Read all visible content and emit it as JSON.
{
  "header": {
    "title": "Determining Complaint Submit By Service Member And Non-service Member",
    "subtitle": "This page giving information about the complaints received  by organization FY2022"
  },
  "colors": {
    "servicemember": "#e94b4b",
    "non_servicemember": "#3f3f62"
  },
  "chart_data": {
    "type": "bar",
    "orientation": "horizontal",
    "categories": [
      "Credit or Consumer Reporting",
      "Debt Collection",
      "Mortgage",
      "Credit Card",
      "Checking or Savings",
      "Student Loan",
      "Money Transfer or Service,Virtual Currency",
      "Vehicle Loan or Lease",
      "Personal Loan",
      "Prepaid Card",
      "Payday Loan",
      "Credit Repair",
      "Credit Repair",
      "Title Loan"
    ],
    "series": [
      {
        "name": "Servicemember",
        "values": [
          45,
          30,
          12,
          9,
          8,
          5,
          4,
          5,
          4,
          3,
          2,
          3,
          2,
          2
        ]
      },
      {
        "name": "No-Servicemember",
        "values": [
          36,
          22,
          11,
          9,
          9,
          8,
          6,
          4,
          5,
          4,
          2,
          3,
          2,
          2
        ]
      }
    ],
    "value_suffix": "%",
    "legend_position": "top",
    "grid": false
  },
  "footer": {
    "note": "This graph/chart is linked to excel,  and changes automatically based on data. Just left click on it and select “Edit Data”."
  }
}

★ ★ ★

→ EXERCISE DETAILS:
Emit the full listing verbatim.

→ RESPONSE:
Read all visible content and emit it as JSON.
{
  "header": {
    "title": "Determining Complaint Submit By Service Member And Non-service Member",
    "subtitle": "This page giving information about the complaints received  by organization FY2022"
  },
  "colors": {
    "servicemember": "#e94b4b",
    "non_servicemember": "#3f3f62"
  },
  "chart_data": {
    "type": "bar",
    "orientation": "horizontal",
    "categories": [
      "Credit or Consumer Reporting",
      "Debt Collection",
      "Mortgage",
      "Credit Card",
      "Checking or Savings",
      "Student Loan",
      "Money Transfer or Service,Virtual Currency",
      "Vehicle Loan or Lease",
      "Personal Loan",
      "Prepaid Card",
      "Payday Loan",
      "Credit Repair",
      "Credit Repair",
      "Title Loan"
    ],
    "series": [
      {
        "name": "Servicemember",
        "values": [
          45,
          30,
          12,
          9,
          8,
          5,
          4,
          5,
          4,
          3,
          2,
          3,
          2,
          2
        ]
      },
      {
        "name": "No-Servicemember",
        "values": [
          36,
          22,
          11,
          9,
          9,
          8,
          6,
          4,
          5,
          4,
          2,
          3,
          2,
          2
        ]
      }
    ],
    "value_suffix": "%",
    "legend_position": "top",
    "grid": false
  },
  "footer": {
    "note": "This graph/chart is linked to excel,  and changes automatically based on data. Just left click on it and select “Edit Data”."
  }
}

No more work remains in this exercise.